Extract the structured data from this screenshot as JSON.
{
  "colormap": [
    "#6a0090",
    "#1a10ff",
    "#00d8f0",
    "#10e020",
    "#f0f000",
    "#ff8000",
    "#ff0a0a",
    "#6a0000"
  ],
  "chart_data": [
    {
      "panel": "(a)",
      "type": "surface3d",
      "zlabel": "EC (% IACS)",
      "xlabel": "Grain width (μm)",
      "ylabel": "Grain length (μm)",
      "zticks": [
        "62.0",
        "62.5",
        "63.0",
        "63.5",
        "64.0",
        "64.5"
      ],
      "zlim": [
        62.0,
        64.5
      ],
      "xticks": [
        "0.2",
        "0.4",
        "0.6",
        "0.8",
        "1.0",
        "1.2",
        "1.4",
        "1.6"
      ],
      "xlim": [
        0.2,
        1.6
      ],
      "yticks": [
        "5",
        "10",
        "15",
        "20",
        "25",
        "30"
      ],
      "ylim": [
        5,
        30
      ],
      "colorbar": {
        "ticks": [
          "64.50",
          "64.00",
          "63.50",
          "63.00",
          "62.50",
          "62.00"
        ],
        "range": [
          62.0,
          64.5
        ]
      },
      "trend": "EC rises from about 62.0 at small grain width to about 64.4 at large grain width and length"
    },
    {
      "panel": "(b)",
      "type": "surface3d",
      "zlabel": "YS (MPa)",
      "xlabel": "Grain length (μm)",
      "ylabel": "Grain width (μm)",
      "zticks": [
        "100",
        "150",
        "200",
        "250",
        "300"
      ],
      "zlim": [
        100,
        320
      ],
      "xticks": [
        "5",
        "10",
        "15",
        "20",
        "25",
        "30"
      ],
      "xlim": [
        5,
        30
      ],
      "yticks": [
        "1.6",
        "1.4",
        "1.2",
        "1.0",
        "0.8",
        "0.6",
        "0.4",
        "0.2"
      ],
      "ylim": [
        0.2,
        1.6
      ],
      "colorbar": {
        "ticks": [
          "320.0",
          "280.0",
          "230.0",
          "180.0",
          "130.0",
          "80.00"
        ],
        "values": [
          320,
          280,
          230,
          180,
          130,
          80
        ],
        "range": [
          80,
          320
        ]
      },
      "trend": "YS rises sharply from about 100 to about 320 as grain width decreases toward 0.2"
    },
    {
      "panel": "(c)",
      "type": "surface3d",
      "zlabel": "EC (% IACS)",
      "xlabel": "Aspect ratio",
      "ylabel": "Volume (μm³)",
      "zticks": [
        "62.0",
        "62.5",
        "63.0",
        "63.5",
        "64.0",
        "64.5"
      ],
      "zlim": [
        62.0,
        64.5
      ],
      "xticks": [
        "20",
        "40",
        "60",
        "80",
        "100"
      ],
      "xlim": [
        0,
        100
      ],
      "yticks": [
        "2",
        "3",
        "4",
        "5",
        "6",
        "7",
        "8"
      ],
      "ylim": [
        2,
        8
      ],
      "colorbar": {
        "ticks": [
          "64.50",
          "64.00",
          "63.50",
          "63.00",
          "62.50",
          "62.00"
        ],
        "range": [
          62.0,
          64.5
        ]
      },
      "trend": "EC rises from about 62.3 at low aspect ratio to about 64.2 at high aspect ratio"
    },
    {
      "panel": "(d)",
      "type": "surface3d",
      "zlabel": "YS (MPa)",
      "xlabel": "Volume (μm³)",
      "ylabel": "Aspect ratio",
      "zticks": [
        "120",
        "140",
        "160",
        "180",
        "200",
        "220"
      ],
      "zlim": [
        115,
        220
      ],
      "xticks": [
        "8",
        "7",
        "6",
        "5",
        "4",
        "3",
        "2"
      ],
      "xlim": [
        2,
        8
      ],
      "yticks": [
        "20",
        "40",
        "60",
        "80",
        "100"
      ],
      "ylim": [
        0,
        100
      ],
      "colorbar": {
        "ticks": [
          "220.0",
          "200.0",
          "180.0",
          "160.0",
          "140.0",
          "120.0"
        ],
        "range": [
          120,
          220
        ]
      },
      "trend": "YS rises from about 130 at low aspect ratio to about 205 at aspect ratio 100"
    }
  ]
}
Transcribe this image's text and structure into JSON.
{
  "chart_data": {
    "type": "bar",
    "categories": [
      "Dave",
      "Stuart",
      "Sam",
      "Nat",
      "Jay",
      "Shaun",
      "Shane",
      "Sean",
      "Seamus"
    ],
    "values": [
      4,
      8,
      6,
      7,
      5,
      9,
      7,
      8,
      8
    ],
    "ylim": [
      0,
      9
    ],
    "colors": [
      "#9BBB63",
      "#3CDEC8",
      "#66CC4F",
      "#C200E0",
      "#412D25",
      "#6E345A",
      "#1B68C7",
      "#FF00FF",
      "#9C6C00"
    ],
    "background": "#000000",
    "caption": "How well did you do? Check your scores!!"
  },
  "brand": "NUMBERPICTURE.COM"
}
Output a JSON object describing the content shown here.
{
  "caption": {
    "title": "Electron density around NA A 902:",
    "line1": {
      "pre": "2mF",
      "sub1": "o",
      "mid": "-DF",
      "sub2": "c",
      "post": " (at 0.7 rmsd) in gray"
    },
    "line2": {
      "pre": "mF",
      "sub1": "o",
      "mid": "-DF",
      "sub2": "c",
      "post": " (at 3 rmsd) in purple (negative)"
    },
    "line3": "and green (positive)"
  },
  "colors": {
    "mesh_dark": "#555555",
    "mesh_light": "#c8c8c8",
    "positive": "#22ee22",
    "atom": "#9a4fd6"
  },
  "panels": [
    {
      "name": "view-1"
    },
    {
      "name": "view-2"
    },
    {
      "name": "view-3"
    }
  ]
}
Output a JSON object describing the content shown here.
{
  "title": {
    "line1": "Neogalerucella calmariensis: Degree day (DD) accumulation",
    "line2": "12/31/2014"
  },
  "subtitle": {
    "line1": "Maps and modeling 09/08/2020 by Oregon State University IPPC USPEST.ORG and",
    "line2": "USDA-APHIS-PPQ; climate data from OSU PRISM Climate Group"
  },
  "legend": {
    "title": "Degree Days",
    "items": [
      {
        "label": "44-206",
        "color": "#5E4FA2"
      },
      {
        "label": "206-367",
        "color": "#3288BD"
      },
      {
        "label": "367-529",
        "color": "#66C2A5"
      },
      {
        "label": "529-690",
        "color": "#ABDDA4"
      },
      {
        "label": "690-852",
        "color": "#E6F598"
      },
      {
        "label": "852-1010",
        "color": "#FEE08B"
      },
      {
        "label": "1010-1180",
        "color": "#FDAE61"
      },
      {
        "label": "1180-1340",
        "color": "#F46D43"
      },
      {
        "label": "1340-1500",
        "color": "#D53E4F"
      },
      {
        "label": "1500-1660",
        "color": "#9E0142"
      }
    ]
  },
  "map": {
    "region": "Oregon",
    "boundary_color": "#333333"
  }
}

— Job —
Give all of the entries again, word for word.

— Expected answer —
Extract the structured data from this screenshot as JSON.
{
  "colormap": [
    "#6a0090",
    "#1a10ff",
    "#00d8f0",
    "#10e020",
    "#f0f000",
    "#ff8000",
    "#ff0a0a",
    "#6a0000"
  ],
  "chart_data": [
    {
      "panel": "(a)",
      "type": "surface3d",
      "zlabel": "EC (% IACS)",
      "xlabel": "Grain width (μm)",
      "ylabel": "Grain length (μm)",
      "zticks": [
        "62.0",
        "62.5",
        "63.0",
        "63.5",
        "64.0",
        "64.5"
      ],
      "zlim": [
        62.0,
        64.5
      ],
      "xticks": [
        "0.2",
        "0.4",
        "0.6",
        "0.8",
        "1.0",
        "1.2",
        "1.4",
        "1.6"
      ],
      "xlim": [
        0.2,
        1.6
      ],
      "yticks": [
        "5",
        "10",
        "15",
        "20",
        "25",
        "30"
      ],
      "ylim": [
        5,
        30
      ],
      "colorbar": {
        "ticks": [
          "64.50",
          "64.00",
          "63.50",
          "63.00",
          "62.50",
          "62.00"
        ],
        "range": [
          62.0,
          64.5
        ]
      },
      "trend": "EC rises from about 62.0 at small grain width to about 64.4 at large grain width and length"
    },
    {
      "panel": "(b)",
      "type": "surface3d",
      "zlabel": "YS (MPa)",
      "xlabel": "Grain length (μm)",
      "ylabel": "Grain width (μm)",
      "zticks": [
        "100",
        "150",
        "200",
        "250",
        "300"
      ],
      "zlim": [
        100,
        320
      ],
      "xticks": [
        "5",
        "10",
        "15",
        "20",
        "25",
        "30"
      ],
      "xlim": [
        5,
        30
      ],
      "yticks": [
        "1.6",
        "1.4",
        "1.2",
        "1.0",
        "0.8",
        "0.6",
        "0.4",
        "0.2"
      ],
      "ylim": [
        0.2,
        1.6
      ],
      "colorbar": {
        "ticks": [
          "320.0",
          "280.0",
          "230.0",
          "180.0",
          "130.0",
          "80.00"
        ],
        "values": [
          320,
          280,
          230,
          180,
          130,
          80
        ],
        "range": [
          80,
          320
        ]
      },
      "trend": "YS rises sharply from about 100 to about 320 as grain width decreases toward 0.2"
    },
    {
      "panel": "(c)",
      "type": "surface3d",
      "zlabel": "EC (% IACS)",
      "xlabel": "Aspect ratio",
      "ylabel": "Volume (μm³)",
      "zticks": [
        "62.0",
        "62.5",
        "63.0",
        "63.5",
        "64.0",
        "64.5"
      ],
      "zlim": [
        62.0,
        64.5
      ],
      "xticks": [
        "20",
        "40",
        "60",
        "80",
        "100"
      ],
      "xlim": [
        0,
        100
      ],
      "yticks": [
        "2",
        "3",
        "4",
        "5",
        "6",
        "7",
        "8"
      ],
      "ylim": [
        2,
        8
      ],
      "colorbar": {
        "ticks": [
          "64.50",
          "64.00",
          "63.50",
          "63.00",
          "62.50",
          "62.00"
        ],
        "range": [
          62.0,
          64.5
        ]
      },
      "trend": "EC rises from about 62.3 at low aspect ratio to about 64.2 at high aspect ratio"
    },
    {
      "panel": "(d)",
      "type": "surface3d",
      "zlabel": "YS (MPa)",
      "xlabel": "Volume (μm³)",
      "ylabel": "Aspect ratio",
      "zticks": [
        "120",
        "140",
        "160",
        "180",
        "200",
        "220"
      ],
      "zlim": [
        115,
        220
      ],
      "xticks": [
        "8",
        "7",
        "6",
        "5",
        "4",
        "3",
        "2"
      ],
      "xlim": [
        2,
        8
      ],
      "yticks": [
        "20",
        "40",
        "60",
        "80",
        "100"
      ],
      "ylim": [
        0,
        100
      ],
      "colorbar": {
        "ticks": [
          "220.0",
          "200.0",
          "180.0",
          "160.0",
          "140.0",
          "120.0"
        ],
        "range": [
          120,
          220
        ]
      },
      "trend": "YS rises from about 130 at low aspect ratio to about 205 at aspect ratio 100"
    }
  ]
}
Transcribe this image's text and structure into JSON.
{
  "chart_data": {
    "type": "bar",
    "categories": [
      "Dave",
      "Stuart",
      "Sam",
      "Nat",
      "Jay",
      "Shaun",
      "Shane",
      "Sean",
      "Seamus"
    ],
    "values": [
      4,
      8,
      6,
      7,
      5,
      9,
      7,
      8,
      8
    ],
    "ylim": [
      0,
      9
    ],
    "colors": [
      "#9BBB63",
      "#3CDEC8",
      "#66CC4F",
      "#C200E0",
      "#412D25",
      "#6E345A",
      "#1B68C7",
      "#FF00FF",
      "#9C6C00"
    ],
    "background": "#000000",
    "caption": "How well did you do? Check your scores!!"
  },
  "brand": "NUMBERPICTURE.COM"
}
Output a JSON object describing the content shown here.
{
  "caption": {
    "title": "Electron density around NA A 902:",
    "line1": {
      "pre": "2mF",
      "sub1": "o",
      "mid": "-DF",
      "sub2": "c",
      "post": " (at 0.7 rmsd) in gray"
    },
    "line2": {
      "pre": "mF",
      "sub1": "o",
      "mid": "-DF",
      "sub2": "c",
      "post": " (at 3 rmsd) in purple (negative)"
    },
    "line3": "and green (positive)"
  },
  "colors": {
    "mesh_dark": "#555555",
    "mesh_light": "#c8c8c8",
    "positive": "#22ee22",
    "atom": "#9a4fd6"
  },
  "panels": [
    {
      "name": "view-1"
    },
    {
      "name": "view-2"
    },
    {
      "name": "view-3"
    }
  ]
}
Output a JSON object describing the content shown here.
{
  "title": {
    "line1": "Neogalerucella calmariensis: Degree day (DD) accumulation",
    "line2": "12/31/2014"
  },
  "subtitle": {
    "line1": "Maps and modeling 09/08/2020 by Oregon State University IPPC USPEST.ORG and",
    "line2": "USDA-APHIS-PPQ; climate data from OSU PRISM Climate Group"
  },
  "legend": {
    "title": "Degree Days",
    "items": [
      {
        "label": "44-206",
        "color": "#5E4FA2"
      },
      {
        "label": "206-367",
        "color": "#3288BD"
      },
      {
        "label": "367-529",
        "color": "#66C2A5"
      },
      {
        "label": "529-690",
        "color": "#ABDDA4"
      },
      {
        "label": "690-852",
        "color": "#E6F598"
      },
      {
        "label": "852-1010",
        "color": "#FEE08B"
      },
      {
        "label": "1010-1180",
        "color": "#FDAE61"
      },
      {
        "label": "1180-1340",
        "color": "#F46D43"
      },
      {
        "label": "1340-1500",
        "color": "#D53E4F"
      },
      {
        "label": "1500-1660",
        "color": "#9E0142"
      }
    ]
  },
  "map": {
    "region": "Oregon",
    "boundary_color": "#333333"
  }
}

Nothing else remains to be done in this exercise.